SOURCE DATA ->

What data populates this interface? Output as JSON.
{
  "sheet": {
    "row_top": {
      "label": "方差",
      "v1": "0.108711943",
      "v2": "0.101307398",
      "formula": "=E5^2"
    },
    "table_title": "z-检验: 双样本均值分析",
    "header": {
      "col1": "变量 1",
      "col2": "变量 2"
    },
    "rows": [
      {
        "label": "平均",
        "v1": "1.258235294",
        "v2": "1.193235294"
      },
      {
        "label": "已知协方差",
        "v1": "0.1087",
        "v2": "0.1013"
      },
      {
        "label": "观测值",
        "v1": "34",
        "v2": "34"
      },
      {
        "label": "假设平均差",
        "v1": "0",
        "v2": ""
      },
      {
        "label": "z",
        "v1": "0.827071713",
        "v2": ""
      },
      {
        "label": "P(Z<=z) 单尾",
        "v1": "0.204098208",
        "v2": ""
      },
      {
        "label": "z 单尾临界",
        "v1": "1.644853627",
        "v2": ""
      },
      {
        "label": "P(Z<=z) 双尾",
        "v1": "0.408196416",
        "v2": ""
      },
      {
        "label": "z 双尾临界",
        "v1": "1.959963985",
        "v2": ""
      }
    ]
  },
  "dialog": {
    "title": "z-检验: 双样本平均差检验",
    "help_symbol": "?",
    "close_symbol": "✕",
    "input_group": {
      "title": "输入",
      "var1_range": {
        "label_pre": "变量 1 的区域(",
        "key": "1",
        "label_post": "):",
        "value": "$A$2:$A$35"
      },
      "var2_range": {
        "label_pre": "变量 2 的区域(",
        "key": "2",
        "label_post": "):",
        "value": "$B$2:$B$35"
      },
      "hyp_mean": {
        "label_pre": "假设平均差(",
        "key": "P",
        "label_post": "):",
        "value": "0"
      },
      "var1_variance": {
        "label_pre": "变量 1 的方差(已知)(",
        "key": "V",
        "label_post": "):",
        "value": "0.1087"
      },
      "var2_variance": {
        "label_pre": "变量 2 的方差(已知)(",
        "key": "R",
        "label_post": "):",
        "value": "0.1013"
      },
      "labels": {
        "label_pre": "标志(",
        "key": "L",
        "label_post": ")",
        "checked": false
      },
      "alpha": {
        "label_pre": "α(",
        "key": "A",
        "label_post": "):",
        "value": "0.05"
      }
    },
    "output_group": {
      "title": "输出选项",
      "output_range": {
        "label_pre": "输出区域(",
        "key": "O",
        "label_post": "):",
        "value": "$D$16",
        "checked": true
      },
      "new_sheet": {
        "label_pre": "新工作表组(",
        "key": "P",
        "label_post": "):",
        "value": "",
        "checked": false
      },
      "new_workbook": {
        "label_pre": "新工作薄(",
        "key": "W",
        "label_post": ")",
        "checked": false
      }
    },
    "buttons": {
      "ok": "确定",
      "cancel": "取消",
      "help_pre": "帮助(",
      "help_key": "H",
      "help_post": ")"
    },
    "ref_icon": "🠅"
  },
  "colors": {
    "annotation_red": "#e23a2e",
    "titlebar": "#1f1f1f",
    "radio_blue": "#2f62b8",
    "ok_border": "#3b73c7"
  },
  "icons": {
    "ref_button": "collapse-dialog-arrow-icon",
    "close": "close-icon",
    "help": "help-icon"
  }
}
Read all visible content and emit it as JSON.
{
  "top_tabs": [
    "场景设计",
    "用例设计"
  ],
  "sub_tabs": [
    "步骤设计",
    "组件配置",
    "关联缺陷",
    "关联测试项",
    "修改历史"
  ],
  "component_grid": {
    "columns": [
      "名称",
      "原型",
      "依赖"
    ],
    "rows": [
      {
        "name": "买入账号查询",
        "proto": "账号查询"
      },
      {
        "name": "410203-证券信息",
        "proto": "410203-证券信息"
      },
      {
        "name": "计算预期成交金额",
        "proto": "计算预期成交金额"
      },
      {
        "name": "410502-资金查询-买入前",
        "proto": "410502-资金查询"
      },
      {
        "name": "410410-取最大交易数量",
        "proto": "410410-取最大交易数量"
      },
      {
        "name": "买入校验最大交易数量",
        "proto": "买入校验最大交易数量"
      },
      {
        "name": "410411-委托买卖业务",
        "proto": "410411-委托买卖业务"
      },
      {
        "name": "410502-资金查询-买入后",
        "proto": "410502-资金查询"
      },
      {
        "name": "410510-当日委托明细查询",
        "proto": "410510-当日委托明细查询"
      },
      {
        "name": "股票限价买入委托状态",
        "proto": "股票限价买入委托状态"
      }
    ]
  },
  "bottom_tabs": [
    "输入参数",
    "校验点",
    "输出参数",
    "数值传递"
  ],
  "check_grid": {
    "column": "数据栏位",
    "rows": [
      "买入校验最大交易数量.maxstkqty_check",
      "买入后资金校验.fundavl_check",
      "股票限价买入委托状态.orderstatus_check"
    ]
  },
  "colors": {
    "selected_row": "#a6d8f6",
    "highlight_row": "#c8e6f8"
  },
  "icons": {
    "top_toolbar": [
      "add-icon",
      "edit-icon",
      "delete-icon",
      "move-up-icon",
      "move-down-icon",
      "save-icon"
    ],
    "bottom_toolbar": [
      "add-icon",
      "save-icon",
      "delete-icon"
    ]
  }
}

STATED EXERCISE -> Return the material in full, exactly as shown.

ANSWER TO THIS PROBLEM ->
What data populates this interface? Output as JSON.
{
  "sheet": {
    "row_top": {
      "label": "方差",
      "v1": "0.108711943",
      "v2": "0.101307398",
      "formula": "=E5^2"
    },
    "table_title": "z-检验: 双样本均值分析",
    "header": {
      "col1": "变量 1",
      "col2": "变量 2"
    },
    "rows": [
      {
        "label": "平均",
        "v1": "1.258235294",
        "v2": "1.193235294"
      },
      {
        "label": "已知协方差",
        "v1": "0.1087",
        "v2": "0.1013"
      },
      {
        "label": "观测值",
        "v1": "34",
        "v2": "34"
      },
      {
        "label": "假设平均差",
        "v1": "0",
        "v2": ""
      },
      {
        "label": "z",
        "v1": "0.827071713",
        "v2": ""
      },
      {
        "label": "P(Z<=z) 单尾",
        "v1": "0.204098208",
        "v2": ""
      },
      {
        "label": "z 单尾临界",
        "v1": "1.644853627",
        "v2": ""
      },
      {
        "label": "P(Z<=z) 双尾",
        "v1": "0.408196416",
        "v2": ""
      },
      {
        "label": "z 双尾临界",
        "v1": "1.959963985",
        "v2": ""
      }
    ]
  },
  "dialog": {
    "title": "z-检验: 双样本平均差检验",
    "help_symbol": "?",
    "close_symbol": "✕",
    "input_group": {
      "title": "输入",
      "var1_range": {
        "label_pre": "变量 1 的区域(",
        "key": "1",
        "label_post": "):",
        "value": "$A$2:$A$35"
      },
      "var2_range": {
        "label_pre": "变量 2 的区域(",
        "key": "2",
        "label_post": "):",
        "value": "$B$2:$B$35"
      },
      "hyp_mean": {
        "label_pre": "假设平均差(",
        "key": "P",
        "label_post": "):",
        "value": "0"
      },
      "var1_variance": {
        "label_pre": "变量 1 的方差(已知)(",
        "key": "V",
        "label_post": "):",
        "value": "0.1087"
      },
      "var2_variance": {
        "label_pre": "变量 2 的方差(已知)(",
        "key": "R",
        "label_post": "):",
        "value": "0.1013"
      },
      "labels": {
        "label_pre": "标志(",
        "key": "L",
        "label_post": ")",
        "checked": false
      },
      "alpha": {
        "label_pre": "α(",
        "key": "A",
        "label_post": "):",
        "value": "0.05"
      }
    },
    "output_group": {
      "title": "输出选项",
      "output_range": {
        "label_pre": "输出区域(",
        "key": "O",
        "label_post": "):",
        "value": "$D$16",
        "checked": true
      },
      "new_sheet": {
        "label_pre": "新工作表组(",
        "key": "P",
        "label_post": "):",
        "value": "",
        "checked": false
      },
      "new_workbook": {
        "label_pre": "新工作薄(",
        "key": "W",
        "label_post": ")",
        "checked": false
      }
    },
    "buttons": {
      "ok": "确定",
      "cancel": "取消",
      "help_pre": "帮助(",
      "help_key": "H",
      "help_post": ")"
    },
    "ref_icon": "🠅"
  },
  "colors": {
    "annotation_red": "#e23a2e",
    "titlebar": "#1f1f1f",
    "radio_blue": "#2f62b8",
    "ok_border": "#3b73c7"
  },
  "icons": {
    "ref_button": "collapse-dialog-arrow-icon",
    "close": "close-icon",
    "help": "help-icon"
  }
}
Read all visible content and emit it as JSON.
{
  "top_tabs": [
    "场景设计",
    "用例设计"
  ],
  "sub_tabs": [
    "步骤设计",
    "组件配置",
    "关联缺陷",
    "关联测试项",
    "修改历史"
  ],
  "component_grid": {
    "columns": [
      "名称",
      "原型",
      "依赖"
    ],
    "rows": [
      {
        "name": "买入账号查询",
        "proto": "账号查询"
      },
      {
        "name": "410203-证券信息",
        "proto": "410203-证券信息"
      },
      {
        "name": "计算预期成交金额",
        "proto": "计算预期成交金额"
      },
      {
        "name": "410502-资金查询-买入前",
        "proto": "410502-资金查询"
      },
      {
        "name": "410410-取最大交易数量",
        "proto": "410410-取最大交易数量"
      },
      {
        "name": "买入校验最大交易数量",
        "proto": "买入校验最大交易数量"
      },
      {
        "name": "410411-委托买卖业务",
        "proto": "410411-委托买卖业务"
      },
      {
        "name": "410502-资金查询-买入后",
        "proto": "410502-资金查询"
      },
      {
        "name": "410510-当日委托明细查询",
        "proto": "410510-当日委托明细查询"
      },
      {
        "name": "股票限价买入委托状态",
        "proto": "股票限价买入委托状态"
      }
    ]
  },
  "bottom_tabs": [
    "输入参数",
    "校验点",
    "输出参数",
    "数值传递"
  ],
  "check_grid": {
    "column": "数据栏位",
    "rows": [
      "买入校验最大交易数量.maxstkqty_check",
      "买入后资金校验.fundavl_check",
      "股票限价买入委托状态.orderstatus_check"
    ]
  },
  "colors": {
    "selected_row": "#a6d8f6",
    "highlight_row": "#c8e6f8"
  },
  "icons": {
    "top_toolbar": [
      "add-icon",
      "edit-icon",
      "delete-icon",
      "move-up-icon",
      "move-down-icon",
      "save-icon"
    ],
    "bottom_toolbar": [
      "add-icon",
      "save-icon",
      "delete-icon"
    ]
  }
}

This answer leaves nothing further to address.